- [WORK REQUIRED]
In the data below, locate each line with the word "icon" and list it.

(Data entries)
■ ■ ■ ■ ■

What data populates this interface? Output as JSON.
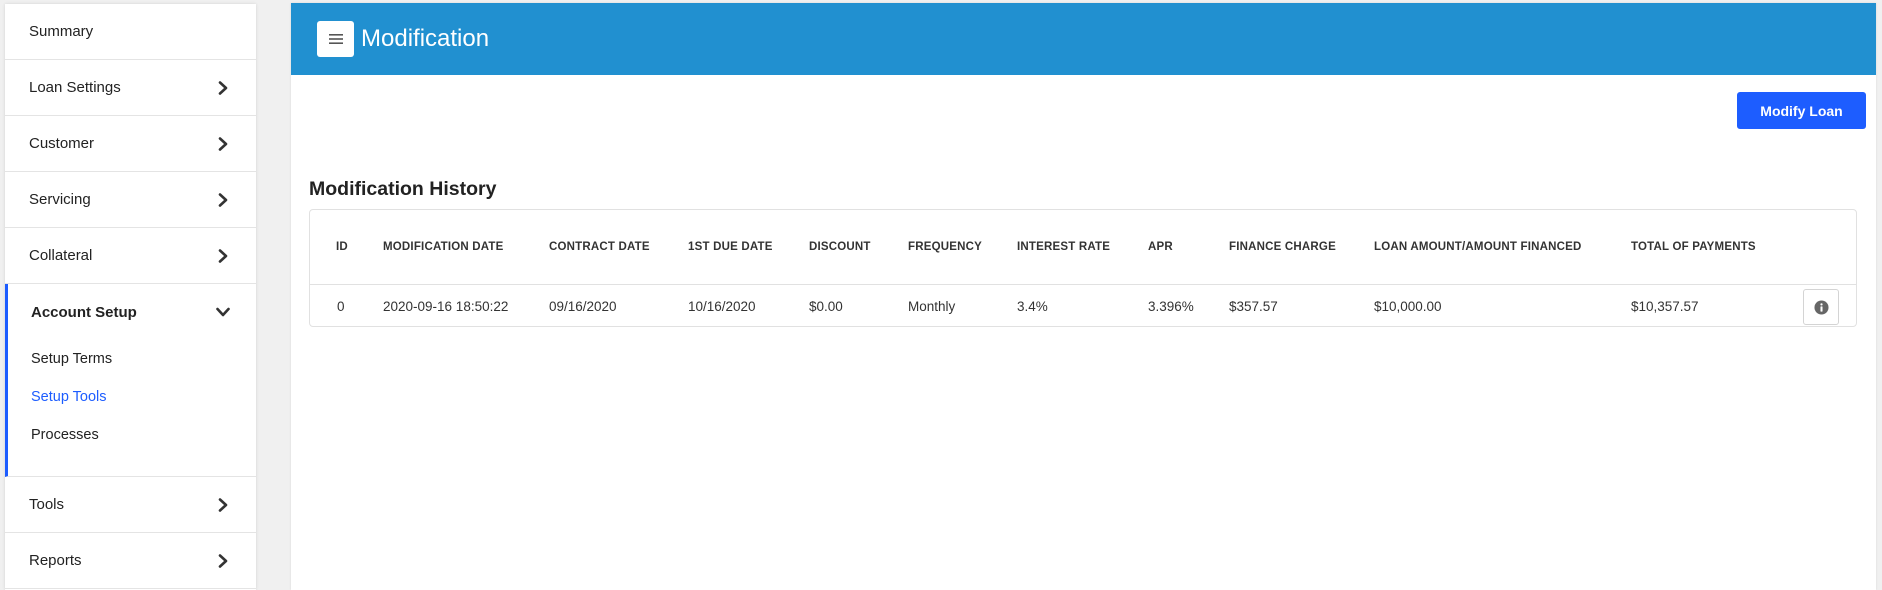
{
  "sidebar": {
    "items": [
      {
        "label": "Summary"
      },
      {
        "label": "Loan Settings"
      },
      {
        "label": "Customer"
      },
      {
        "label": "Servicing"
      },
      {
        "label": "Collateral"
      }
    ],
    "account_setup": {
      "label": "Account Setup",
      "sub_items": [
        {
          "label": "Setup Terms"
        },
        {
          "label": "Setup Tools"
        },
        {
          "label": "Processes"
        }
      ]
    },
    "bottom_items": [
      {
        "label": "Tools"
      },
      {
        "label": "Reports"
      }
    ]
  },
  "header": {
    "title": "Modification",
    "menu_icon": "hamburger-icon",
    "color": "#2190d0"
  },
  "actions": {
    "modify_loan_label": "Modify Loan",
    "accent_color": "#1d5dff"
  },
  "history": {
    "title": "Modification History",
    "columns": [
      "ID",
      "MODIFICATION DATE",
      "CONTRACT DATE",
      "1ST DUE DATE",
      "DISCOUNT",
      "FREQUENCY",
      "INTEREST RATE",
      "APR",
      "FINANCE CHARGE",
      "LOAN AMOUNT/AMOUNT FINANCED",
      "TOTAL OF PAYMENTS"
    ],
    "rows": [
      [
        "0",
        "2020-09-16 18:50:22",
        "09/16/2020",
        "10/16/2020",
        "$0.00",
        "Monthly",
        "3.4%",
        "3.396%",
        "$357.57",
        "$10,000.00",
        "$10,357.57"
      ]
    ],
    "row_action_icon": "info-icon"
  }
}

■ ■ ■ ■ ■

- [ANSWER TO THE PROBLEM]
    "menu_icon": "hamburger-icon",
    "row_action_icon": "info-icon"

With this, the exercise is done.